**Request:** Each line of the data that includes the string "Passion" is to be copied out.

[Saved entries]
——————
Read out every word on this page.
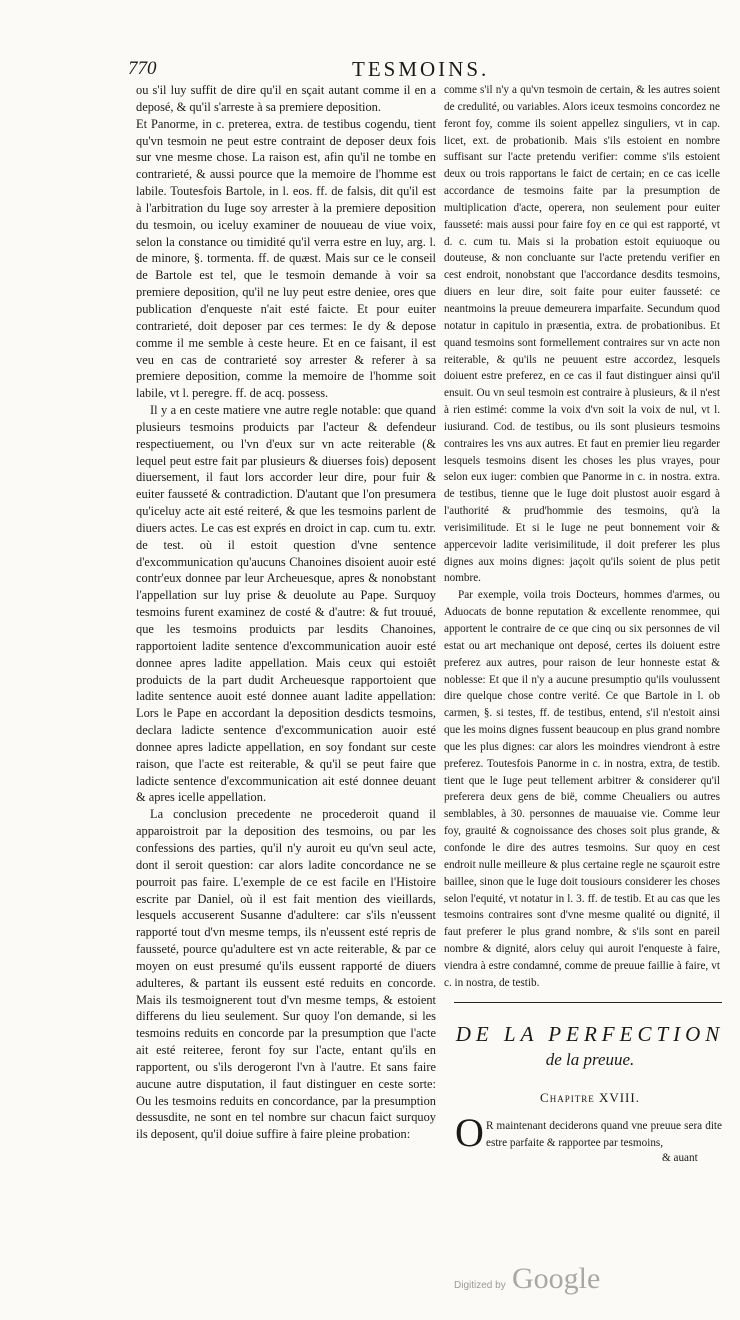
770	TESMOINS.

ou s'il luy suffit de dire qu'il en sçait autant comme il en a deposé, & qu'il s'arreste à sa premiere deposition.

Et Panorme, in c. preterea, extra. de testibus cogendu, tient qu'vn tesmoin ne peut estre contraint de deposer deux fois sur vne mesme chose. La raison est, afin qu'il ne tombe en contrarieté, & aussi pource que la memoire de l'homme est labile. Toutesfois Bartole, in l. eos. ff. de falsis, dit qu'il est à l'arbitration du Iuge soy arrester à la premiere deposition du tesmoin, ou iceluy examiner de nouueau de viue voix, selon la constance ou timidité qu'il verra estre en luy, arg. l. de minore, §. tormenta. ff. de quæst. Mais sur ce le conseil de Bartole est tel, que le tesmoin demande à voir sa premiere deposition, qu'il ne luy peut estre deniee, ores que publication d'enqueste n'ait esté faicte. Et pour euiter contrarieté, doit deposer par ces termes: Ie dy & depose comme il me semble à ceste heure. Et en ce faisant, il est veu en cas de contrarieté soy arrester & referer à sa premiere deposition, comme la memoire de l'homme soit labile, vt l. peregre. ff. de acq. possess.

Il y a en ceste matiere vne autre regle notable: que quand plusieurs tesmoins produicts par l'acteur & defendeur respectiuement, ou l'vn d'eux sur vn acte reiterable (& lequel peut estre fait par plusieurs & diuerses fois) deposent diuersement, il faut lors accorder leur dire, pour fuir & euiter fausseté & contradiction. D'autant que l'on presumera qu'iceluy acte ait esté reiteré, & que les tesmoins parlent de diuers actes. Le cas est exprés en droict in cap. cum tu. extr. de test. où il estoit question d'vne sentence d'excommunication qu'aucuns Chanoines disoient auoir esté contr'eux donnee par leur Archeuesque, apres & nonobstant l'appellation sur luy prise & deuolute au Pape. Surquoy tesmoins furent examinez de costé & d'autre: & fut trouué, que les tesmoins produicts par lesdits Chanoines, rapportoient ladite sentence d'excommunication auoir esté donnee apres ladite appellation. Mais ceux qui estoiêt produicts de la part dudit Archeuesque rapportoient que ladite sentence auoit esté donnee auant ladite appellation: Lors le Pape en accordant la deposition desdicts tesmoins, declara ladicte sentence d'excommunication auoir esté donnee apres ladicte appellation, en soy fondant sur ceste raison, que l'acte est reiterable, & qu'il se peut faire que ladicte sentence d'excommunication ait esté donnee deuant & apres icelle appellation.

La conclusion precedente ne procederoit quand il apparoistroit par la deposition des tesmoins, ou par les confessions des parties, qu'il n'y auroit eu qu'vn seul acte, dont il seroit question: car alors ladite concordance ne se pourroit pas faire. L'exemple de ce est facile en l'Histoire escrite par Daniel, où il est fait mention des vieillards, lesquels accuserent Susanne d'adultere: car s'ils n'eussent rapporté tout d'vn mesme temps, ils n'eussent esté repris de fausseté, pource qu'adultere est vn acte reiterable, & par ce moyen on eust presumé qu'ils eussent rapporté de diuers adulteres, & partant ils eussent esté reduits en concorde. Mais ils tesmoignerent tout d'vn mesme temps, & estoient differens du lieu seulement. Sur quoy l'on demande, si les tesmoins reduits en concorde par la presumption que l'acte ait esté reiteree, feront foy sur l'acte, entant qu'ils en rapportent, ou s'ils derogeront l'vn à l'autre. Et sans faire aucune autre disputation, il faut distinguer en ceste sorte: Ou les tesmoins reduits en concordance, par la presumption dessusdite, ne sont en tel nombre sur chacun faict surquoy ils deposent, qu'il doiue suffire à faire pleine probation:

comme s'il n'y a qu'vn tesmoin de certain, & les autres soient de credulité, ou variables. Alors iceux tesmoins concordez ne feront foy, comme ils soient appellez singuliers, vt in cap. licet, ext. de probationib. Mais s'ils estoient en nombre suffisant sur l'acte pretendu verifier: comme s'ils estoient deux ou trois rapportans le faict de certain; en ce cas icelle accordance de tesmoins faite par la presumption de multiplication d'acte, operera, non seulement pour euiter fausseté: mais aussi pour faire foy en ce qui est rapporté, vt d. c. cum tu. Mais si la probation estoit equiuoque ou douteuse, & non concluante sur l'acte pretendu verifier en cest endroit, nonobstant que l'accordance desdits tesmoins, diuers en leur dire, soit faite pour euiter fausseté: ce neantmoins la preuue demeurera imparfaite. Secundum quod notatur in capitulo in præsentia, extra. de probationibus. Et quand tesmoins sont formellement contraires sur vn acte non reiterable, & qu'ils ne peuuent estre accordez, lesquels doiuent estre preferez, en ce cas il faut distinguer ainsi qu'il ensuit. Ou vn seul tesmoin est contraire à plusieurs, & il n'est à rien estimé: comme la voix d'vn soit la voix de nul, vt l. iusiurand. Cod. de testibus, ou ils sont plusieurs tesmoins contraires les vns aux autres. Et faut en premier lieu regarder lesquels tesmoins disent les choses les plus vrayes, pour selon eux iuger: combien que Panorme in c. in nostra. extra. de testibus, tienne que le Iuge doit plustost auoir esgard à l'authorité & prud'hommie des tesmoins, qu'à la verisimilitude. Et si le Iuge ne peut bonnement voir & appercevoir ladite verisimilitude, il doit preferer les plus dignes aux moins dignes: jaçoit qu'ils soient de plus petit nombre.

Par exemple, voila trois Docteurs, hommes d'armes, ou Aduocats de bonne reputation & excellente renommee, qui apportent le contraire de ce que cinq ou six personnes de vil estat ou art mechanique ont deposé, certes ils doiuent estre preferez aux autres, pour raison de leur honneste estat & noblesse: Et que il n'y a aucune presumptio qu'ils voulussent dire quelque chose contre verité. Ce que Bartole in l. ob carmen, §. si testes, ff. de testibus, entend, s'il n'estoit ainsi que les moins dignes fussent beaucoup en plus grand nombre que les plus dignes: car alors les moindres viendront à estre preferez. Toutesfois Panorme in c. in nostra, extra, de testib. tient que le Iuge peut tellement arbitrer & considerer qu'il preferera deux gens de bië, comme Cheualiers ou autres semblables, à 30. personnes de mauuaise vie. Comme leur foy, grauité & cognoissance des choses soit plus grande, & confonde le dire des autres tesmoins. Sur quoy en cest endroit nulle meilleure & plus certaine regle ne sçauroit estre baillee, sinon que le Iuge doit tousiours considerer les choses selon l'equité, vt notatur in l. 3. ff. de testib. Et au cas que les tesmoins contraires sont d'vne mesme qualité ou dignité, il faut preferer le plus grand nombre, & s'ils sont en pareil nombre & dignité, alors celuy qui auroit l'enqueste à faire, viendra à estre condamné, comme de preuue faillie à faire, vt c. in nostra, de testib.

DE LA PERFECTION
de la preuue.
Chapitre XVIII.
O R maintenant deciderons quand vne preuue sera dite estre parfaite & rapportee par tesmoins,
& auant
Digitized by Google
——————
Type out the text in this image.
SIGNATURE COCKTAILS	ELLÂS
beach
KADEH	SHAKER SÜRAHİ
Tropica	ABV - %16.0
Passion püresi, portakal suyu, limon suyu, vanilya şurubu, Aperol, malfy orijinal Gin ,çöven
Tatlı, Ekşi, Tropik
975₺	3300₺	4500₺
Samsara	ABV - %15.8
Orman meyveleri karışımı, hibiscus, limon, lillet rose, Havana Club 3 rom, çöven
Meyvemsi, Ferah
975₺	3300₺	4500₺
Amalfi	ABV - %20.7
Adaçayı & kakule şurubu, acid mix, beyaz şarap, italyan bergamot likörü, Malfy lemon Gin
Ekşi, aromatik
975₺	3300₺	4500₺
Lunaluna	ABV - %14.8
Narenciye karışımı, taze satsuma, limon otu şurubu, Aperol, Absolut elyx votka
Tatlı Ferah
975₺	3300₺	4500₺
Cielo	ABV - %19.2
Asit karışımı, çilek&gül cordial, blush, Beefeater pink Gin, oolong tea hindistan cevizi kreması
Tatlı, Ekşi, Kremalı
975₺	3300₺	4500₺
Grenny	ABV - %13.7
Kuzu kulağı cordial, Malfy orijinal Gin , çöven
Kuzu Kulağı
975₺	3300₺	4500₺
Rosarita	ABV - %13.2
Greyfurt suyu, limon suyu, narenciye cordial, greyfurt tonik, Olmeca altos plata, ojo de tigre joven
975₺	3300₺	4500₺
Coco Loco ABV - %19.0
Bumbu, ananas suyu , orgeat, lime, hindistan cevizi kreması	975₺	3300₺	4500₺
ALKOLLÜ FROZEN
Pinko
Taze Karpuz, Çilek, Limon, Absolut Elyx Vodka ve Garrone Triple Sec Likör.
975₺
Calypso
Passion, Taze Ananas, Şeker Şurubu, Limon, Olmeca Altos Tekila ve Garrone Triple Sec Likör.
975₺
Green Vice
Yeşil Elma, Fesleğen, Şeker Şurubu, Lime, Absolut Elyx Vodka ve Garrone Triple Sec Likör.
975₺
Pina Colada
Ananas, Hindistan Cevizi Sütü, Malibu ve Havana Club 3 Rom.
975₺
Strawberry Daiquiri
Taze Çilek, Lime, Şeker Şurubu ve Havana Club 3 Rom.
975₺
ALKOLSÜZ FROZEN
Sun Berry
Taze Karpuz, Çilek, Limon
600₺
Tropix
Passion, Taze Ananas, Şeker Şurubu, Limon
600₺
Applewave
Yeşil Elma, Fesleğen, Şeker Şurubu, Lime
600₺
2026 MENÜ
——————
**Complete output:**
Passion püresi, portakal suyu, limon suyu, vanilya şurubu, Aperol, malfy orijinal Gin ,çöven
Passion, Taze Ananas, Şeker Şurubu, Limon, Olmeca Altos Tekila ve Garrone Triple Sec Likör.
Passion, Taze Ananas, Şeker Şurubu, Limon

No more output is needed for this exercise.